• GOAL:
Copy each line of the data below exactly, leaving out pictures.

• DATA FOR THIS EXERCISE:
/---
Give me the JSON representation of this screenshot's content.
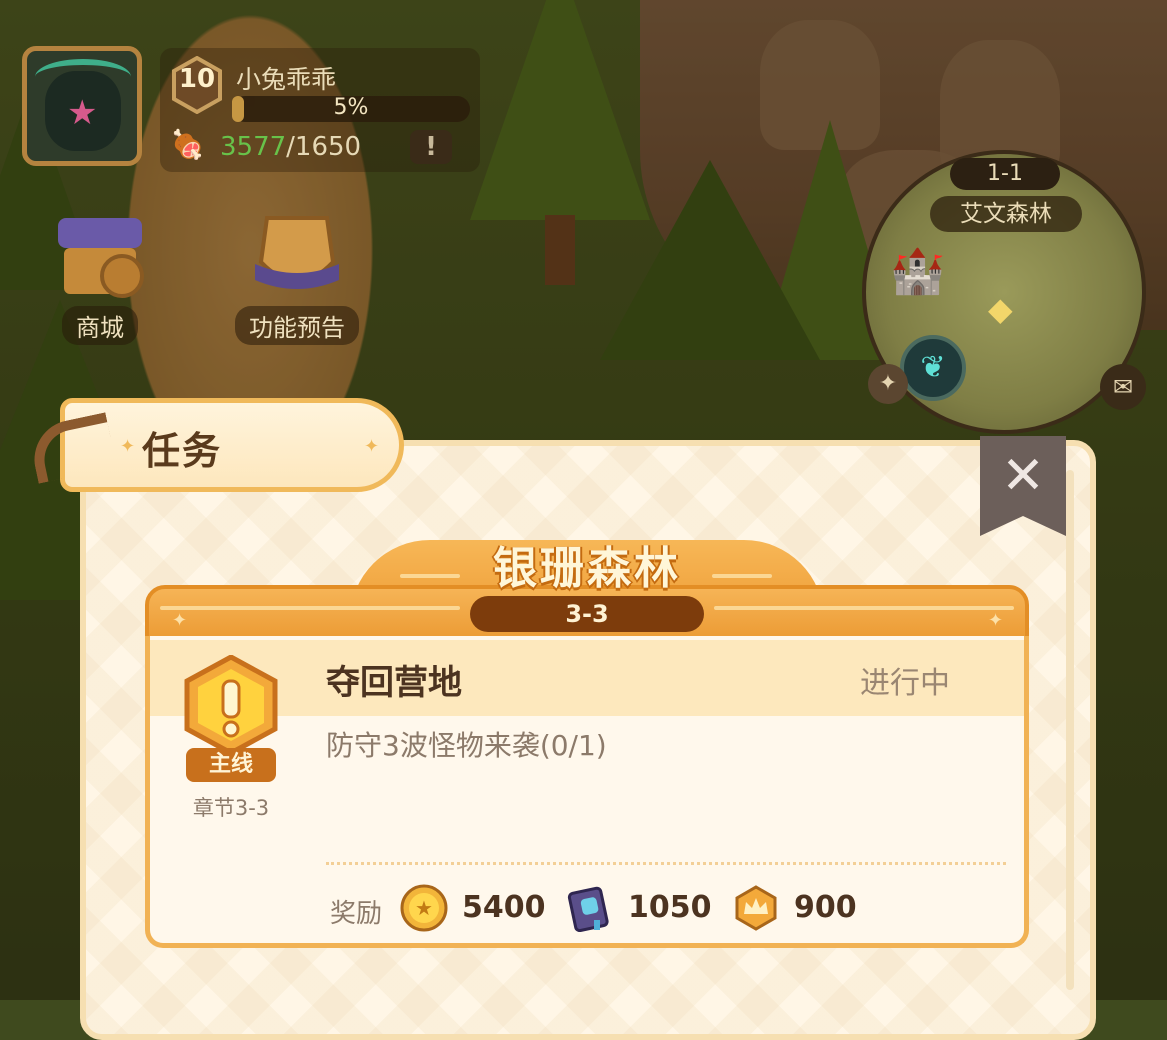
{
  "player": {
    "level": "10",
    "name": "小兔乖乖",
    "exp_percent_text": "5%",
    "exp_fraction": 0.05,
    "food_current": "3577",
    "food_max": "/1650",
    "warning_symbol": "!"
  },
  "menu": {
    "shop_label": "商城",
    "preview_label": "功能预告"
  },
  "minimap": {
    "stage": "1-1",
    "area_name": "艾文森林"
  },
  "panel": {
    "tab_title": "任务",
    "close_symbol": "✕",
    "chapter_name": "银珊森林",
    "chapter_stage": "3-3"
  },
  "quest": {
    "title": "夺回营地",
    "status": "进行中",
    "description": "防守3波怪物来袭(0/1)",
    "type_tag": "主线",
    "chapter": "章节3-3",
    "reward_label": "奖励",
    "rewards": [
      {
        "icon": "gold-coin-icon",
        "value": "5400"
      },
      {
        "icon": "skill-book-icon",
        "value": "1050"
      },
      {
        "icon": "exp-crown-icon",
        "value": "900"
      }
    ]
  },
  "colors": {
    "accent_orange": "#eb9a33",
    "panel_bg": "#fff6e6",
    "food_current": "#68c24a"
  }
}
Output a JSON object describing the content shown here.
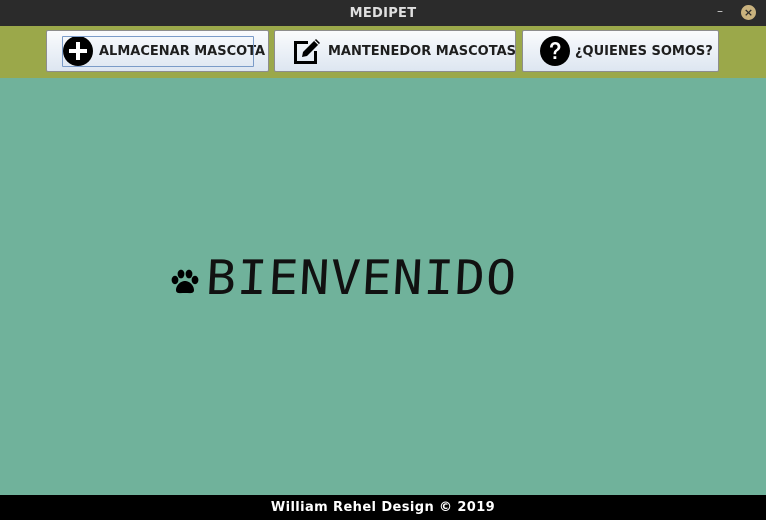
{
  "window": {
    "title": "MEDIPET",
    "minimize_glyph": "–",
    "close_glyph": "×"
  },
  "toolbar": {
    "buttons": [
      {
        "label": "ALMACENAR MASCOTA",
        "icon": "plus-circle-icon"
      },
      {
        "label": "MANTENEDOR MASCOTAS",
        "icon": "edit-icon"
      },
      {
        "label": "¿QUIENES SOMOS?",
        "icon": "question-circle-icon"
      }
    ]
  },
  "main": {
    "welcome_text": "BIENVENIDO",
    "welcome_icon": "paw-icon"
  },
  "footer": {
    "text": "William Rehel Design © 2019"
  },
  "colors": {
    "titlebar": "#2b2b2b",
    "toolbar": "#9ba84a",
    "main_background": "#70b29b",
    "footer": "#000000"
  }
}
\---
• ANSWER TO THIS PROBLEM:
Give me the JSON representation of this screenshot's content.
{
  "player": {
    "level": "10",
    "name": "小兔乖乖",
    "exp_percent_text": "5%",
    "exp_fraction": 0.05,
    "food_current": "3577",
    "food_max": "/1650",
    "warning_symbol": "!"
  },
  "menu": {
    "shop_label": "商城",
    "preview_label": "功能预告"
  },
  "minimap": {
    "stage": "1-1",
    "area_name": "艾文森林"
  },
  "panel": {
    "tab_title": "任务",
    "close_symbol": "✕",
    "chapter_name": "银珊森林",
    "chapter_stage": "3-3"
  },
  "quest": {
    "title": "夺回营地",
    "status": "进行中",
    "description": "防守3波怪物来袭(0/1)",
    "type_tag": "主线",
    "chapter": "章节3-3",
    "reward_label": "奖励",
    "rewards": [
      {
        "icon": "gold-coin-icon",
        "value": "5400"
      },
      {
        "icon": "skill-book-icon",
        "value": "1050"
      },
      {
        "icon": "exp-crown-icon",
        "value": "900"
      }
    ]
  },
  "colors": {
    "accent_orange": "#eb9a33",
    "panel_bg": "#fff6e6",
    "food_current": "#68c24a"
  }
}
Output a JSON object describing the content shown here.
{
  "window": {
    "title": "MEDIPET",
    "minimize_glyph": "–",
    "close_glyph": "×"
  },
  "toolbar": {
    "buttons": [
      {
        "label": "ALMACENAR MASCOTA",
        "icon": "plus-circle-icon"
      },
      {
        "label": "MANTENEDOR MASCOTAS",
        "icon": "edit-icon"
      },
      {
        "label": "¿QUIENES SOMOS?",
        "icon": "question-circle-icon"
      }
    ]
  },
  "main": {
    "welcome_text": "BIENVENIDO",
    "welcome_icon": "paw-icon"
  },
  "footer": {
    "text": "William Rehel Design © 2019"
  },
  "colors": {
    "titlebar": "#2b2b2b",
    "toolbar": "#9ba84a",
    "main_background": "#70b29b",
    "footer": "#000000"
  }
}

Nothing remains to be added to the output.